■ WORK REQUIRED: Look for "asuransi" in the listing below. Gather each line that contains it.

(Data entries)
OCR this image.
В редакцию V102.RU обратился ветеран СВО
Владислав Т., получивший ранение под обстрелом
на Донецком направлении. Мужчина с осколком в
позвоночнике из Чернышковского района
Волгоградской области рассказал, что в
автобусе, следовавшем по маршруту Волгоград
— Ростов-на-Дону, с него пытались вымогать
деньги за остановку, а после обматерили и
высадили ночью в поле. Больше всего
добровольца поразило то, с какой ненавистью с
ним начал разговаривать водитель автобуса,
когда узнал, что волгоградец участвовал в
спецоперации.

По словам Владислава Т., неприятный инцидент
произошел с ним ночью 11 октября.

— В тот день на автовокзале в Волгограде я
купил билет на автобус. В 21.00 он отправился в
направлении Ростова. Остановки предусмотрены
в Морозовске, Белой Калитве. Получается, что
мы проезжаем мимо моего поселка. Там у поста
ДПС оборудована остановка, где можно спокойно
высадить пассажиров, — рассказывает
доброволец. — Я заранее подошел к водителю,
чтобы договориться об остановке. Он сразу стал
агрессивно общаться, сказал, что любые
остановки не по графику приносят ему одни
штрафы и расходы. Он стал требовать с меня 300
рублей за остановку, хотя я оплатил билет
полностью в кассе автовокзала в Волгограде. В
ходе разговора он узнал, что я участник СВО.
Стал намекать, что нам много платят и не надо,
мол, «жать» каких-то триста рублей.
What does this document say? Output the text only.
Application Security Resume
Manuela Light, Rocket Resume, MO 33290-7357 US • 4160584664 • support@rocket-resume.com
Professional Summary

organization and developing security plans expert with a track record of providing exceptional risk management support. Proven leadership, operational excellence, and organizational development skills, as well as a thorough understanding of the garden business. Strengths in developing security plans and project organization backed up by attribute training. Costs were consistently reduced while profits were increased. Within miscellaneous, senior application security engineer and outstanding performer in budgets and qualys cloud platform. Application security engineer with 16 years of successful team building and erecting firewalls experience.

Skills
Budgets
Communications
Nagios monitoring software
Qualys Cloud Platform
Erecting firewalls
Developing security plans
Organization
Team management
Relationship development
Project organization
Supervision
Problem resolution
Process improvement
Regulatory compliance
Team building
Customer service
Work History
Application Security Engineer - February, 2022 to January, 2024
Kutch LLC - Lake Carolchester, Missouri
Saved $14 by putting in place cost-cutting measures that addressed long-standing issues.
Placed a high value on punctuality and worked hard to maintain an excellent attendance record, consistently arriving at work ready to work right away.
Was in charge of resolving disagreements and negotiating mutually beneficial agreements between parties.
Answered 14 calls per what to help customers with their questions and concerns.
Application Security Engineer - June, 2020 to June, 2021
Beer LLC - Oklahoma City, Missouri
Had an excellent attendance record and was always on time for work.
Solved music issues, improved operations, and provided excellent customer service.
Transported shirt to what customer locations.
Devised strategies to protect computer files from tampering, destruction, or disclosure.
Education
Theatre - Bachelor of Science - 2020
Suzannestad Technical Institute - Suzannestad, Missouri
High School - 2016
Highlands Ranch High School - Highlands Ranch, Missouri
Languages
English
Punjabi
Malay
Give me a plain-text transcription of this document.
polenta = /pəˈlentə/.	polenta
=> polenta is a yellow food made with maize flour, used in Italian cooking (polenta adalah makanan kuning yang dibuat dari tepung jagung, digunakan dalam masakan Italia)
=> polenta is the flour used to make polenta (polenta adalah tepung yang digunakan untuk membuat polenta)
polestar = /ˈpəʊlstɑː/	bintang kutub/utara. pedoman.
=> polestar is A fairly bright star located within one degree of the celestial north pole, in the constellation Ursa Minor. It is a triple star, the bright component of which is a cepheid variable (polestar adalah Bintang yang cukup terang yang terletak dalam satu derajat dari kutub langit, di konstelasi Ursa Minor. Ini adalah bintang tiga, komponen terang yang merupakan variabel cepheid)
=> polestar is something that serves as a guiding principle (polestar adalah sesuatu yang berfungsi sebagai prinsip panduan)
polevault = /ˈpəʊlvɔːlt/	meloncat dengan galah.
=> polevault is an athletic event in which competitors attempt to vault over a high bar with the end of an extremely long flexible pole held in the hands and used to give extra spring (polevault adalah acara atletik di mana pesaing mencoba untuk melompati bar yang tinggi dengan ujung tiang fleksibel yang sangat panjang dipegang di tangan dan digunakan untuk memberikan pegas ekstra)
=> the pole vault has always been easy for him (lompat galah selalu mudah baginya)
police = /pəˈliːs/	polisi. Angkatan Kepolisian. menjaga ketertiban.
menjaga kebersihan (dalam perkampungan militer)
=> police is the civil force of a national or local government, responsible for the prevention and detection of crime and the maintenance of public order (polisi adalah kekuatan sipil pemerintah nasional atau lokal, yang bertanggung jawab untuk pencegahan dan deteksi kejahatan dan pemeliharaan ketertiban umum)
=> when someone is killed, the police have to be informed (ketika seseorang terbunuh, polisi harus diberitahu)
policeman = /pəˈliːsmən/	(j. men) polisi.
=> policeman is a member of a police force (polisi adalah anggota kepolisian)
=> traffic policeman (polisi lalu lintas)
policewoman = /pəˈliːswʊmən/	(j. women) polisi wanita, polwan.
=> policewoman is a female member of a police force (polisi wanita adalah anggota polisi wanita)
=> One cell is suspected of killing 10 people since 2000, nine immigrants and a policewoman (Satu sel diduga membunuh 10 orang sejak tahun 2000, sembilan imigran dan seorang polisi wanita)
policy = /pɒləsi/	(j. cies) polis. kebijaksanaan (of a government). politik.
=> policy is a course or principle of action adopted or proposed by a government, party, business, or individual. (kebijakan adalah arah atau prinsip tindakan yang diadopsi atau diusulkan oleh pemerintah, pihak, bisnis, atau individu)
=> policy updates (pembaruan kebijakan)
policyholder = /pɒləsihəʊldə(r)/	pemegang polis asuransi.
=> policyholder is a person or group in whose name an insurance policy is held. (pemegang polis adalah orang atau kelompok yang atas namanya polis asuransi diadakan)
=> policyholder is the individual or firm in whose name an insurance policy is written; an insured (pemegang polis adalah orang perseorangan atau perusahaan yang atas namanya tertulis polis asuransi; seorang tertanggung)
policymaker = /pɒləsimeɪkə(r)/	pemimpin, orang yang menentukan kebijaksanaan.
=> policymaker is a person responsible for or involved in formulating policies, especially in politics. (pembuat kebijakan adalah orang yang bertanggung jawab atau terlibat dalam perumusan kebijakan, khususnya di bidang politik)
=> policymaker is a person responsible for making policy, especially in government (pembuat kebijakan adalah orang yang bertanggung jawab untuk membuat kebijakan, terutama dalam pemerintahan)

■ EXERCISE OUTPUT:
policyholder = /pɒləsihəʊldə(r)/	pemegang polis asuransi.
=> policyholder is a person or group in whose name an insurance policy is held. (pemegang polis adalah orang atau kelompok yang atas namanya polis asuransi diadakan)
=> policyholder is the individual or firm in whose name an insurance policy is written; an insured (pemegang polis adalah orang perseorangan atau perusahaan yang atas namanya tertulis polis asuransi; seorang tertanggung)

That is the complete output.